■ **TASK STATEMENT**
Every entry must be repeated exactly. Exclude all pictures.

-- BEGIN DATA PROVIDED --

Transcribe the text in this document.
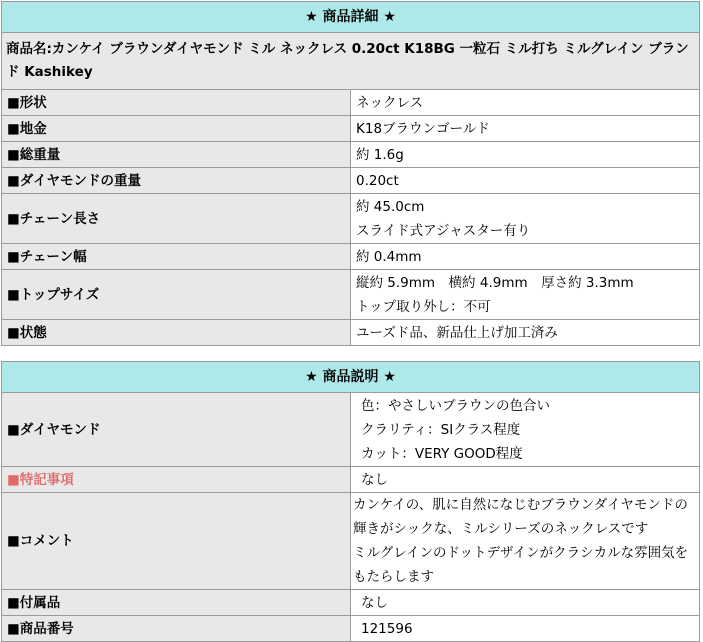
★ 商品詳細 ★	
商品名:カンケイ ブラウンダイヤモンド ミル ネックレス 0.20ct K18BG 一粒石 ミル打ち ミルグレイン ブランド Kashikey	
■形状	ネックレス
■地金	K18ブラウンゴールド
■総重量	約 1.6g
■ダイヤモンドの重量	0.20ct
■チェーン長さ	約 45.0cm
スライド式アジャスター有り

■チェーン幅	約 0.4mm
■トップサイズ	縦約 5.9mm　横約 4.9mm　厚さ約 3.3mm
トップ取り外し：不可

■状態	ユーズド品、新品仕上げ加工済み
★ 商品説明 ★	
■ダイヤモンド	色：やさしいブラウンの色合い
クラリティ：SIクラス程度
カット：VERY GOOD程度

■特記事項	なし
■コメント	カンケイの、肌に自然になじむブラウンダイヤモンドの輝きがシックな、ミルシリーズのネックレスです
ミルグレインのドットデザインがクラシカルな雰囲気をもたらします

■付属品	なし
■商品番号	121596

-- END DATA PROVIDED --

■ **WRITTEN SOLUTION**
Transcribe the text in this document.
★ 商品詳細 ★	
商品名:カンケイ ブラウンダイヤモンド ミル ネックレス 0.20ct K18BG 一粒石 ミル打ち ミルグレイン ブランド Kashikey	
■形状	ネックレス
■地金	K18ブラウンゴールド
■総重量	約 1.6g
■ダイヤモンドの重量	0.20ct
■チェーン長さ	約 45.0cm
スライド式アジャスター有り

■チェーン幅	約 0.4mm
■トップサイズ	縦約 5.9mm　横約 4.9mm　厚さ約 3.3mm
トップ取り外し：不可

■状態	ユーズド品、新品仕上げ加工済み
★ 商品説明 ★	
■ダイヤモンド	色：やさしいブラウンの色合い
クラリティ：SIクラス程度
カット：VERY GOOD程度

■特記事項	なし
■コメント	カンケイの、肌に自然になじむブラウンダイヤモンドの輝きがシックな、ミルシリーズのネックレスです
ミルグレインのドットデザインがクラシカルな雰囲気をもたらします

■付属品	なし
■商品番号	121596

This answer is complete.